Check every line of the entries for "pews", and copy the lines that hold it.

* start Extracted data *

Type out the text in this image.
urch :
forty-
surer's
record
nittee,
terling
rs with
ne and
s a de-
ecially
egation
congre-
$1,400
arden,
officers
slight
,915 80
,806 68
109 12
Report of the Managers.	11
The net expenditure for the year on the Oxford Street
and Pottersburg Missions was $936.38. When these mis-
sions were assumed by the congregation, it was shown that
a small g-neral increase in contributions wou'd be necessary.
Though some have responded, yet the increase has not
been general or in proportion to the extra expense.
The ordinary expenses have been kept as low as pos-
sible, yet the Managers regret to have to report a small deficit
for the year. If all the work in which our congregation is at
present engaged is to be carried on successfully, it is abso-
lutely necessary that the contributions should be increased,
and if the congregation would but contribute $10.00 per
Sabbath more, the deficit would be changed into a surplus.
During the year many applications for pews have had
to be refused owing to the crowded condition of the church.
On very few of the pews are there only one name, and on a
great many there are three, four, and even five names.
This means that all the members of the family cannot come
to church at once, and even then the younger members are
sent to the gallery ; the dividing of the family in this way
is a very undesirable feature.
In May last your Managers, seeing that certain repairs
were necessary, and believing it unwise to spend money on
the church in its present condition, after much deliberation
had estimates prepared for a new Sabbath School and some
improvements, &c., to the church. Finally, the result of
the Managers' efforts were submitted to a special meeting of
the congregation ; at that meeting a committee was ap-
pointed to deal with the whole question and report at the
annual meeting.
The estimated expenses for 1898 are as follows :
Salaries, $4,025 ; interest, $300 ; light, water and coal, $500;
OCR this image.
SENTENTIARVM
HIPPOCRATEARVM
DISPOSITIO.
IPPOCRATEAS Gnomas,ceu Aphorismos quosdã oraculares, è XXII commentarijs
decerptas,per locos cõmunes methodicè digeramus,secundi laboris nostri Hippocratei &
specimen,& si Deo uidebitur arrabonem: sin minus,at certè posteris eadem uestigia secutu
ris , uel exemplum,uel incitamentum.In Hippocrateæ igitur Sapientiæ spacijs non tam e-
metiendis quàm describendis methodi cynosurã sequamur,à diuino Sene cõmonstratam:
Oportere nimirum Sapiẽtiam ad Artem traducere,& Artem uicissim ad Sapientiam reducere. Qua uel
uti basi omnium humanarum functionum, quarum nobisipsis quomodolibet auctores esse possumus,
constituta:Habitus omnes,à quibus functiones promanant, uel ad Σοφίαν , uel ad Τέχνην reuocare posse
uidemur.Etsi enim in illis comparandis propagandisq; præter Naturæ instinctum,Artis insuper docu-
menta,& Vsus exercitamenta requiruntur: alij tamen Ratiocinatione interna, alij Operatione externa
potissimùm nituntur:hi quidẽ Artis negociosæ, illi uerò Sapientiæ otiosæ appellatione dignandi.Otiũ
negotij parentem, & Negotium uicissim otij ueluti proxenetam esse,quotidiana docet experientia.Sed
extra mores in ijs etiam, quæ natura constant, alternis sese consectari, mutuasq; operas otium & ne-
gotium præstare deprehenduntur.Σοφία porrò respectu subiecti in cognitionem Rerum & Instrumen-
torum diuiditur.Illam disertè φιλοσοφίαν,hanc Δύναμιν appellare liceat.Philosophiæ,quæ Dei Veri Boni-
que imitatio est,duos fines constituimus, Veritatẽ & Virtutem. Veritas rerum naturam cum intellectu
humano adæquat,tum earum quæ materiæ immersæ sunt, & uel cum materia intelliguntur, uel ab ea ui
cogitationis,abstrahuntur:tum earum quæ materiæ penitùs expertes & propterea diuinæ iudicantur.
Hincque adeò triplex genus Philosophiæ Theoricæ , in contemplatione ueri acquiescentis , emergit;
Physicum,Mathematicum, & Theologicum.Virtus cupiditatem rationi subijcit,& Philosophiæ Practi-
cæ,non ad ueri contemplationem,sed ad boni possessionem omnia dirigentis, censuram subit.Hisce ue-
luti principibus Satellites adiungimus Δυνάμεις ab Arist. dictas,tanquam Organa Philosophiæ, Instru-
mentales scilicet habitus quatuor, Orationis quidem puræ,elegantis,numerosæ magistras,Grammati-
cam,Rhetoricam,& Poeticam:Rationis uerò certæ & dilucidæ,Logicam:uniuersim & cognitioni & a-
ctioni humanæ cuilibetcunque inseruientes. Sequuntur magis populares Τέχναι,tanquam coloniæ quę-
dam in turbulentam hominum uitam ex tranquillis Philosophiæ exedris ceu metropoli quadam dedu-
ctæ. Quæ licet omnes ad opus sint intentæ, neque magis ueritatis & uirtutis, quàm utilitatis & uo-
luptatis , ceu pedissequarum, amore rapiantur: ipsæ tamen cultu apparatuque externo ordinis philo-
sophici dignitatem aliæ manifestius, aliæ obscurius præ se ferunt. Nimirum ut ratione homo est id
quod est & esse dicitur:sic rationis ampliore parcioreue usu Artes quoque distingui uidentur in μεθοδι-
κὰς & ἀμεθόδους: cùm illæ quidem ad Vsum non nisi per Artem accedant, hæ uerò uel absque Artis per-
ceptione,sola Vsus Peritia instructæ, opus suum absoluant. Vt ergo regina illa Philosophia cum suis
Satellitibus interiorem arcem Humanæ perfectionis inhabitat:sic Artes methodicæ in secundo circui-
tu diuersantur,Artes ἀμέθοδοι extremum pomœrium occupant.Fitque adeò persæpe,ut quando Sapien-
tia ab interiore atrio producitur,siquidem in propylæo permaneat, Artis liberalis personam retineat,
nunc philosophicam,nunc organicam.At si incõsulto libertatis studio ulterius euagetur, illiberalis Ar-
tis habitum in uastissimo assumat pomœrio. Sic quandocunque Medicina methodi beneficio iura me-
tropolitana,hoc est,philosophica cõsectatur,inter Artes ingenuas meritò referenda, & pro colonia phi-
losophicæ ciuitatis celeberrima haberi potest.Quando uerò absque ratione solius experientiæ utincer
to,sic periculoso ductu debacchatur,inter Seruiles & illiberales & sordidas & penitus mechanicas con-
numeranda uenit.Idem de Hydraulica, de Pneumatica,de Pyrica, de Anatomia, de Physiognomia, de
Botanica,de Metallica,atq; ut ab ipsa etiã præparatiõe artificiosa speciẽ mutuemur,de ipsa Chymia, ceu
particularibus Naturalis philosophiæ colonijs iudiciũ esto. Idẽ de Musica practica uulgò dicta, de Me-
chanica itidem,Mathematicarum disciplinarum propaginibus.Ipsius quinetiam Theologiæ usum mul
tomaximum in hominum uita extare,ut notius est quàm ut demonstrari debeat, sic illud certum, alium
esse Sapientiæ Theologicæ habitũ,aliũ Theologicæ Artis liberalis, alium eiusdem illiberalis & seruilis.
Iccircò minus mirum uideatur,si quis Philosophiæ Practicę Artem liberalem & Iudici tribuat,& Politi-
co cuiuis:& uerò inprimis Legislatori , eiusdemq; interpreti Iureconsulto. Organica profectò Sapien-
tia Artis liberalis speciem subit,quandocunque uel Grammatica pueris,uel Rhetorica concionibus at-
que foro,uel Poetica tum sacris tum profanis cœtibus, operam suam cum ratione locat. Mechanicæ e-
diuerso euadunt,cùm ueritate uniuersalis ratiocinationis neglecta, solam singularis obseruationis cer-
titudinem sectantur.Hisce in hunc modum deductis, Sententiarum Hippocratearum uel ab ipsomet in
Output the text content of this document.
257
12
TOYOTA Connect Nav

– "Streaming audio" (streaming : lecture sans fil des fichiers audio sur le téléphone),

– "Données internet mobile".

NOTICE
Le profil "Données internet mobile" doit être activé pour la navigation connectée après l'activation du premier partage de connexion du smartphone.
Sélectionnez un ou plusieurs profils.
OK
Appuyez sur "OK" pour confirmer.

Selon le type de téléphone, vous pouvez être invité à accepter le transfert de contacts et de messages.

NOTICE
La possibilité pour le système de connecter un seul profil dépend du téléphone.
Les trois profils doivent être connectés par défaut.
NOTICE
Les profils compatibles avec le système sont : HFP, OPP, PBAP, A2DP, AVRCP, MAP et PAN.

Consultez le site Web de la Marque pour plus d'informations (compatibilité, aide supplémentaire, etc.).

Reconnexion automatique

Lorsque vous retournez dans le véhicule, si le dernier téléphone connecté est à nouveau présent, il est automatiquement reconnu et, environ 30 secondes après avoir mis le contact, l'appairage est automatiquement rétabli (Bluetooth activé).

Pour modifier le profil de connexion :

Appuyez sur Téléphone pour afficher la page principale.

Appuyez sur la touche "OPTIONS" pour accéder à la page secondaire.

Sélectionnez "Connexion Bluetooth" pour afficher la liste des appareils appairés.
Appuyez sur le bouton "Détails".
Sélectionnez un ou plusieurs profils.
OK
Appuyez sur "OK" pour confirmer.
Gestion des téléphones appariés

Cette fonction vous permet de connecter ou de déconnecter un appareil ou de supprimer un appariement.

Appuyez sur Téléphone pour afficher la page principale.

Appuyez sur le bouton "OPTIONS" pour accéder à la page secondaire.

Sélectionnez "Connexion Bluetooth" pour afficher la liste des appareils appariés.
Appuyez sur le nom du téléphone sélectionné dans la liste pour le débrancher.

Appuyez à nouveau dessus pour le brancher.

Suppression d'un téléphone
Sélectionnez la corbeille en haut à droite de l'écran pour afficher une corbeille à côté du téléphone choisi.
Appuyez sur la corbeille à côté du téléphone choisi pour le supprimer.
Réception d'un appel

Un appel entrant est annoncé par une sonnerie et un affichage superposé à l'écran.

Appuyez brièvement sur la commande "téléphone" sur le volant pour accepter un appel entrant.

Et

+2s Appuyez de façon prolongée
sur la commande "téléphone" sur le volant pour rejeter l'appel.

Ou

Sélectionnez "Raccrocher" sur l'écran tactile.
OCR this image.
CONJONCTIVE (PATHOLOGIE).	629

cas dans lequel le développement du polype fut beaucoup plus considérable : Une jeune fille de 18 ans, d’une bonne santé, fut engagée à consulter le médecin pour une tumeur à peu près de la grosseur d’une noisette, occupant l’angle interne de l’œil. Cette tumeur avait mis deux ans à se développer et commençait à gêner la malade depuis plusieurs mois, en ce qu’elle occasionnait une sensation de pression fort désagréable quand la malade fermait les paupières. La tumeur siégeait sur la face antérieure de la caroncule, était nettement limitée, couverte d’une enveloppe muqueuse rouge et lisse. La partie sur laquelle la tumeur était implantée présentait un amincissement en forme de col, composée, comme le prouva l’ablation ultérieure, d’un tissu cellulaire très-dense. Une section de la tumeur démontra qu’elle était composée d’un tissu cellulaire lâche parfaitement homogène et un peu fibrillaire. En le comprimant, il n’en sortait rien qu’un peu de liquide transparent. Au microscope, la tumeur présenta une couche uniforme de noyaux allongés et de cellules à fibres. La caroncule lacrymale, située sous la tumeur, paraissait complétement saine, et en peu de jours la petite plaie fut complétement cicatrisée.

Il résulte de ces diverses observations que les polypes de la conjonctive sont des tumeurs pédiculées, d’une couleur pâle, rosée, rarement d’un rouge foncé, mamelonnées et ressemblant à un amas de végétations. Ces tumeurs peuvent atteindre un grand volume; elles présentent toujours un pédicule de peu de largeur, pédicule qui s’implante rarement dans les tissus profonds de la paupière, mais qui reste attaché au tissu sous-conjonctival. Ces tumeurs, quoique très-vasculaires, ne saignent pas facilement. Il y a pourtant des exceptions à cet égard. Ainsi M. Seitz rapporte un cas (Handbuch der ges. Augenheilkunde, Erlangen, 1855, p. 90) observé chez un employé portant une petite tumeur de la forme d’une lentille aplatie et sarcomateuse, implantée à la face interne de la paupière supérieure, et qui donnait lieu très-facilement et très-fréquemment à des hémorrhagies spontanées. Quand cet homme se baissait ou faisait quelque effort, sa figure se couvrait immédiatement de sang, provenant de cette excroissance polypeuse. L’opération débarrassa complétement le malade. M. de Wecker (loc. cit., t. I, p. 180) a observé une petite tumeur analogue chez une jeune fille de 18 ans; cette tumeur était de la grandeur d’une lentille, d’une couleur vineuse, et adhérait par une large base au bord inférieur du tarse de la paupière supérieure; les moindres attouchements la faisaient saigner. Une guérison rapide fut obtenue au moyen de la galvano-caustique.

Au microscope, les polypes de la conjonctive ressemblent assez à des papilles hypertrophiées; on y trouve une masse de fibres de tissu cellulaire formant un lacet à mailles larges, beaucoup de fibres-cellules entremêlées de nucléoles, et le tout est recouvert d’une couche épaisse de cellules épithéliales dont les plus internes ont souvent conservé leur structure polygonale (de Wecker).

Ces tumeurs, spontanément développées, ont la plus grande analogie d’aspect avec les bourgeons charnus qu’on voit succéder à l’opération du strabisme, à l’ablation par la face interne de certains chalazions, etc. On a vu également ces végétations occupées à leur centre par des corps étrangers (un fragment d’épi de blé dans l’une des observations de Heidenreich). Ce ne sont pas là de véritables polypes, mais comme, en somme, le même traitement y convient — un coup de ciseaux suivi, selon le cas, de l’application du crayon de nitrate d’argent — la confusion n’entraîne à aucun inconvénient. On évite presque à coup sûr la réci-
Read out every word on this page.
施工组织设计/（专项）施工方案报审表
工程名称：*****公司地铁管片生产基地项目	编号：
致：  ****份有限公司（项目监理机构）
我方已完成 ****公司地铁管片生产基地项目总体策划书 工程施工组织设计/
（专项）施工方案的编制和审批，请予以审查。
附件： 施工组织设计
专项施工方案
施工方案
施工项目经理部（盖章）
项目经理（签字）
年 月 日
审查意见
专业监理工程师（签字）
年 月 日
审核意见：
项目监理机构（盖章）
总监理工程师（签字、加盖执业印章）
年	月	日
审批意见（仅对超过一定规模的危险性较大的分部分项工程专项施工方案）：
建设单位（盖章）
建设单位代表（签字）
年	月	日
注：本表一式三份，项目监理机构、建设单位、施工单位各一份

* end Extracted data *

--- Task answer ---
During the year many applications for pews have had
On very few of the pews are there only one name, and on a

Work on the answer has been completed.